→ THE PROBLEM: Copy every entry word for word, but skip the pictures.
-- Start of RECORDS FOR THE EXERCISE --
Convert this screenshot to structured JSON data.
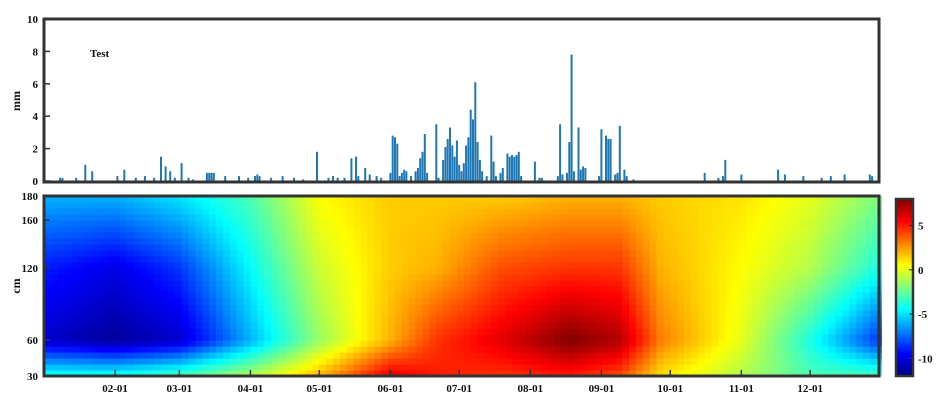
{
  "chart_data": [
    {
      "type": "bar",
      "panel": "precipitation",
      "annotation": "Test",
      "ylabel": "mm",
      "ylim": [
        0,
        10
      ],
      "yticks": [
        0,
        2,
        4,
        6,
        8,
        10
      ],
      "x_unit": "day of year",
      "xlim": [
        1,
        365
      ],
      "bar_color": "#1f77b4",
      "values": [
        [
          8,
          0.2
        ],
        [
          9,
          0.2
        ],
        [
          15,
          0.2
        ],
        [
          19,
          1.0
        ],
        [
          22,
          0.6
        ],
        [
          33,
          0.3
        ],
        [
          36,
          0.7
        ],
        [
          41,
          0.2
        ],
        [
          45,
          0.3
        ],
        [
          49,
          0.2
        ],
        [
          52,
          1.5
        ],
        [
          54,
          0.9
        ],
        [
          56,
          0.6
        ],
        [
          58,
          0.2
        ],
        [
          61,
          1.1
        ],
        [
          64,
          0.2
        ],
        [
          66,
          0.1
        ],
        [
          72,
          0.5
        ],
        [
          73,
          0.5
        ],
        [
          74,
          0.5
        ],
        [
          75,
          0.5
        ],
        [
          80,
          0.3
        ],
        [
          86,
          0.3
        ],
        [
          90,
          0.2
        ],
        [
          93,
          0.3
        ],
        [
          94,
          0.4
        ],
        [
          95,
          0.3
        ],
        [
          100,
          0.2
        ],
        [
          105,
          0.3
        ],
        [
          110,
          0.2
        ],
        [
          114,
          0.1
        ],
        [
          120,
          1.8
        ],
        [
          125,
          0.2
        ],
        [
          127,
          0.3
        ],
        [
          129,
          0.2
        ],
        [
          132,
          0.2
        ],
        [
          135,
          1.4
        ],
        [
          137,
          1.5
        ],
        [
          138,
          0.3
        ],
        [
          141,
          0.8
        ],
        [
          143,
          0.4
        ],
        [
          146,
          0.3
        ],
        [
          148,
          0.2
        ],
        [
          152,
          0.5
        ],
        [
          153,
          2.8
        ],
        [
          154,
          2.7
        ],
        [
          155,
          2.3
        ],
        [
          156,
          0.3
        ],
        [
          157,
          0.5
        ],
        [
          158,
          0.7
        ],
        [
          159,
          0.6
        ],
        [
          161,
          0.3
        ],
        [
          163,
          0.6
        ],
        [
          164,
          0.8
        ],
        [
          165,
          1.4
        ],
        [
          166,
          1.8
        ],
        [
          167,
          2.9
        ],
        [
          168,
          0.5
        ],
        [
          172,
          3.5
        ],
        [
          173,
          0.2
        ],
        [
          175,
          1.3
        ],
        [
          176,
          2.1
        ],
        [
          177,
          2.6
        ],
        [
          178,
          3.3
        ],
        [
          179,
          2.2
        ],
        [
          180,
          1.5
        ],
        [
          181,
          2.5
        ],
        [
          182,
          1.0
        ],
        [
          183,
          0.6
        ],
        [
          184,
          1.1
        ],
        [
          185,
          2.2
        ],
        [
          186,
          2.7
        ],
        [
          187,
          4.4
        ],
        [
          188,
          3.8
        ],
        [
          189,
          6.1
        ],
        [
          190,
          2.4
        ],
        [
          191,
          1.3
        ],
        [
          192,
          0.6
        ],
        [
          194,
          0.3
        ],
        [
          196,
          2.8
        ],
        [
          197,
          1.2
        ],
        [
          198,
          0.3
        ],
        [
          200,
          0.5
        ],
        [
          201,
          0.8
        ],
        [
          203,
          1.7
        ],
        [
          204,
          1.5
        ],
        [
          205,
          1.6
        ],
        [
          206,
          1.5
        ],
        [
          207,
          1.6
        ],
        [
          208,
          1.8
        ],
        [
          209,
          0.3
        ],
        [
          215,
          1.2
        ],
        [
          217,
          0.2
        ],
        [
          218,
          0.2
        ],
        [
          225,
          0.3
        ],
        [
          226,
          3.5
        ],
        [
          227,
          0.4
        ],
        [
          229,
          0.5
        ],
        [
          230,
          2.4
        ],
        [
          231,
          7.8
        ],
        [
          232,
          0.6
        ],
        [
          234,
          3.3
        ],
        [
          235,
          0.7
        ],
        [
          236,
          0.9
        ],
        [
          237,
          0.8
        ],
        [
          243,
          0.3
        ],
        [
          244,
          3.2
        ],
        [
          246,
          2.8
        ],
        [
          247,
          2.6
        ],
        [
          248,
          2.6
        ],
        [
          250,
          0.4
        ],
        [
          251,
          0.5
        ],
        [
          252,
          3.4
        ],
        [
          254,
          0.7
        ],
        [
          255,
          0.3
        ],
        [
          258,
          0.1
        ],
        [
          289,
          0.5
        ],
        [
          295,
          0.2
        ],
        [
          297,
          0.3
        ],
        [
          298,
          1.3
        ],
        [
          305,
          0.4
        ],
        [
          321,
          0.7
        ],
        [
          324,
          0.4
        ],
        [
          332,
          0.3
        ],
        [
          340,
          0.2
        ],
        [
          344,
          0.3
        ],
        [
          350,
          0.4
        ],
        [
          361,
          0.4
        ],
        [
          362,
          0.3
        ]
      ]
    },
    {
      "type": "heatmap",
      "panel": "soil-temperature-profile",
      "ylabel": "cm",
      "ylim": [
        30,
        180
      ],
      "yticks": [
        30,
        60,
        120,
        160,
        180
      ],
      "x_unit": "day of year",
      "xlim": [
        1,
        365
      ],
      "xticks": [
        {
          "label": "02-01",
          "day": 32
        },
        {
          "label": "03-01",
          "day": 60
        },
        {
          "label": "04-01",
          "day": 91
        },
        {
          "label": "05-01",
          "day": 121
        },
        {
          "label": "06-01",
          "day": 152
        },
        {
          "label": "07-01",
          "day": 182
        },
        {
          "label": "08-01",
          "day": 213
        },
        {
          "label": "09-01",
          "day": 244
        },
        {
          "label": "10-01",
          "day": 274
        },
        {
          "label": "11-01",
          "day": 305
        },
        {
          "label": "12-01",
          "day": 335
        }
      ],
      "colorbar": {
        "range": [
          -12,
          8
        ],
        "ticks": [
          -10,
          -5,
          0,
          5
        ],
        "colormap": "jet",
        "colors": [
          "#00007f",
          "#0000ff",
          "#007fff",
          "#00ffff",
          "#7fff7f",
          "#ffff00",
          "#ff7f00",
          "#ff0000",
          "#7f0000"
        ]
      },
      "value_profile": {
        "depth_levels_cm": [
          180,
          120,
          60,
          30
        ],
        "keyframes": [
          {
            "day": 1,
            "values": [
              -6,
              -9,
              -10.5,
              -4
            ]
          },
          {
            "day": 32,
            "values": [
              -6,
              -10,
              -11.5,
              -4
            ]
          },
          {
            "day": 60,
            "values": [
              -5,
              -8.5,
              -10.5,
              -3
            ]
          },
          {
            "day": 91,
            "values": [
              -3,
              -4.5,
              -6,
              -1
            ]
          },
          {
            "day": 121,
            "values": [
              0.5,
              -0.5,
              -1.5,
              2
            ]
          },
          {
            "day": 152,
            "values": [
              1.5,
              1.5,
              2,
              6
            ]
          },
          {
            "day": 172,
            "values": [
              1.5,
              2,
              4.5,
              5
            ]
          },
          {
            "day": 200,
            "values": [
              1.5,
              4,
              6,
              4.5
            ]
          },
          {
            "day": 230,
            "values": [
              2,
              4.5,
              8,
              5
            ]
          },
          {
            "day": 252,
            "values": [
              2,
              4.5,
              7,
              4
            ]
          },
          {
            "day": 270,
            "values": [
              1.5,
              2,
              3,
              1
            ]
          },
          {
            "day": 305,
            "values": [
              1,
              0.5,
              0,
              -1
            ]
          },
          {
            "day": 335,
            "values": [
              0,
              -1,
              -4,
              -3
            ]
          },
          {
            "day": 365,
            "values": [
              -2,
              -4,
              -8.5,
              -3
            ]
          }
        ]
      }
    }
  ]
}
-- End of RECORDS FOR THE EXERCISE --
→ FULL RESPONSE:
Convert this screenshot to structured JSON data.
{
  "chart_data": [
    {
      "type": "bar",
      "panel": "precipitation",
      "annotation": "Test",
      "ylabel": "mm",
      "ylim": [
        0,
        10
      ],
      "yticks": [
        0,
        2,
        4,
        6,
        8,
        10
      ],
      "x_unit": "day of year",
      "xlim": [
        1,
        365
      ],
      "bar_color": "#1f77b4",
      "values": [
        [
          8,
          0.2
        ],
        [
          9,
          0.2
        ],
        [
          15,
          0.2
        ],
        [
          19,
          1.0
        ],
        [
          22,
          0.6
        ],
        [
          33,
          0.3
        ],
        [
          36,
          0.7
        ],
        [
          41,
          0.2
        ],
        [
          45,
          0.3
        ],
        [
          49,
          0.2
        ],
        [
          52,
          1.5
        ],
        [
          54,
          0.9
        ],
        [
          56,
          0.6
        ],
        [
          58,
          0.2
        ],
        [
          61,
          1.1
        ],
        [
          64,
          0.2
        ],
        [
          66,
          0.1
        ],
        [
          72,
          0.5
        ],
        [
          73,
          0.5
        ],
        [
          74,
          0.5
        ],
        [
          75,
          0.5
        ],
        [
          80,
          0.3
        ],
        [
          86,
          0.3
        ],
        [
          90,
          0.2
        ],
        [
          93,
          0.3
        ],
        [
          94,
          0.4
        ],
        [
          95,
          0.3
        ],
        [
          100,
          0.2
        ],
        [
          105,
          0.3
        ],
        [
          110,
          0.2
        ],
        [
          114,
          0.1
        ],
        [
          120,
          1.8
        ],
        [
          125,
          0.2
        ],
        [
          127,
          0.3
        ],
        [
          129,
          0.2
        ],
        [
          132,
          0.2
        ],
        [
          135,
          1.4
        ],
        [
          137,
          1.5
        ],
        [
          138,
          0.3
        ],
        [
          141,
          0.8
        ],
        [
          143,
          0.4
        ],
        [
          146,
          0.3
        ],
        [
          148,
          0.2
        ],
        [
          152,
          0.5
        ],
        [
          153,
          2.8
        ],
        [
          154,
          2.7
        ],
        [
          155,
          2.3
        ],
        [
          156,
          0.3
        ],
        [
          157,
          0.5
        ],
        [
          158,
          0.7
        ],
        [
          159,
          0.6
        ],
        [
          161,
          0.3
        ],
        [
          163,
          0.6
        ],
        [
          164,
          0.8
        ],
        [
          165,
          1.4
        ],
        [
          166,
          1.8
        ],
        [
          167,
          2.9
        ],
        [
          168,
          0.5
        ],
        [
          172,
          3.5
        ],
        [
          173,
          0.2
        ],
        [
          175,
          1.3
        ],
        [
          176,
          2.1
        ],
        [
          177,
          2.6
        ],
        [
          178,
          3.3
        ],
        [
          179,
          2.2
        ],
        [
          180,
          1.5
        ],
        [
          181,
          2.5
        ],
        [
          182,
          1.0
        ],
        [
          183,
          0.6
        ],
        [
          184,
          1.1
        ],
        [
          185,
          2.2
        ],
        [
          186,
          2.7
        ],
        [
          187,
          4.4
        ],
        [
          188,
          3.8
        ],
        [
          189,
          6.1
        ],
        [
          190,
          2.4
        ],
        [
          191,
          1.3
        ],
        [
          192,
          0.6
        ],
        [
          194,
          0.3
        ],
        [
          196,
          2.8
        ],
        [
          197,
          1.2
        ],
        [
          198,
          0.3
        ],
        [
          200,
          0.5
        ],
        [
          201,
          0.8
        ],
        [
          203,
          1.7
        ],
        [
          204,
          1.5
        ],
        [
          205,
          1.6
        ],
        [
          206,
          1.5
        ],
        [
          207,
          1.6
        ],
        [
          208,
          1.8
        ],
        [
          209,
          0.3
        ],
        [
          215,
          1.2
        ],
        [
          217,
          0.2
        ],
        [
          218,
          0.2
        ],
        [
          225,
          0.3
        ],
        [
          226,
          3.5
        ],
        [
          227,
          0.4
        ],
        [
          229,
          0.5
        ],
        [
          230,
          2.4
        ],
        [
          231,
          7.8
        ],
        [
          232,
          0.6
        ],
        [
          234,
          3.3
        ],
        [
          235,
          0.7
        ],
        [
          236,
          0.9
        ],
        [
          237,
          0.8
        ],
        [
          243,
          0.3
        ],
        [
          244,
          3.2
        ],
        [
          246,
          2.8
        ],
        [
          247,
          2.6
        ],
        [
          248,
          2.6
        ],
        [
          250,
          0.4
        ],
        [
          251,
          0.5
        ],
        [
          252,
          3.4
        ],
        [
          254,
          0.7
        ],
        [
          255,
          0.3
        ],
        [
          258,
          0.1
        ],
        [
          289,
          0.5
        ],
        [
          295,
          0.2
        ],
        [
          297,
          0.3
        ],
        [
          298,
          1.3
        ],
        [
          305,
          0.4
        ],
        [
          321,
          0.7
        ],
        [
          324,
          0.4
        ],
        [
          332,
          0.3
        ],
        [
          340,
          0.2
        ],
        [
          344,
          0.3
        ],
        [
          350,
          0.4
        ],
        [
          361,
          0.4
        ],
        [
          362,
          0.3
        ]
      ]
    },
    {
      "type": "heatmap",
      "panel": "soil-temperature-profile",
      "ylabel": "cm",
      "ylim": [
        30,
        180
      ],
      "yticks": [
        30,
        60,
        120,
        160,
        180
      ],
      "x_unit": "day of year",
      "xlim": [
        1,
        365
      ],
      "xticks": [
        {
          "label": "02-01",
          "day": 32
        },
        {
          "label": "03-01",
          "day": 60
        },
        {
          "label": "04-01",
          "day": 91
        },
        {
          "label": "05-01",
          "day": 121
        },
        {
          "label": "06-01",
          "day": 152
        },
        {
          "label": "07-01",
          "day": 182
        },
        {
          "label": "08-01",
          "day": 213
        },
        {
          "label": "09-01",
          "day": 244
        },
        {
          "label": "10-01",
          "day": 274
        },
        {
          "label": "11-01",
          "day": 305
        },
        {
          "label": "12-01",
          "day": 335
        }
      ],
      "colorbar": {
        "range": [
          -12,
          8
        ],
        "ticks": [
          -10,
          -5,
          0,
          5
        ],
        "colormap": "jet",
        "colors": [
          "#00007f",
          "#0000ff",
          "#007fff",
          "#00ffff",
          "#7fff7f",
          "#ffff00",
          "#ff7f00",
          "#ff0000",
          "#7f0000"
        ]
      },
      "value_profile": {
        "depth_levels_cm": [
          180,
          120,
          60,
          30
        ],
        "keyframes": [
          {
            "day": 1,
            "values": [
              -6,
              -9,
              -10.5,
              -4
            ]
          },
          {
            "day": 32,
            "values": [
              -6,
              -10,
              -11.5,
              -4
            ]
          },
          {
            "day": 60,
            "values": [
              -5,
              -8.5,
              -10.5,
              -3
            ]
          },
          {
            "day": 91,
            "values": [
              -3,
              -4.5,
              -6,
              -1
            ]
          },
          {
            "day": 121,
            "values": [
              0.5,
              -0.5,
              -1.5,
              2
            ]
          },
          {
            "day": 152,
            "values": [
              1.5,
              1.5,
              2,
              6
            ]
          },
          {
            "day": 172,
            "values": [
              1.5,
              2,
              4.5,
              5
            ]
          },
          {
            "day": 200,
            "values": [
              1.5,
              4,
              6,
              4.5
            ]
          },
          {
            "day": 230,
            "values": [
              2,
              4.5,
              8,
              5
            ]
          },
          {
            "day": 252,
            "values": [
              2,
              4.5,
              7,
              4
            ]
          },
          {
            "day": 270,
            "values": [
              1.5,
              2,
              3,
              1
            ]
          },
          {
            "day": 305,
            "values": [
              1,
              0.5,
              0,
              -1
            ]
          },
          {
            "day": 335,
            "values": [
              0,
              -1,
              -4,
              -3
            ]
          },
          {
            "day": 365,
            "values": [
              -2,
              -4,
              -8.5,
              -3
            ]
          }
        ]
      }
    }
  ]
}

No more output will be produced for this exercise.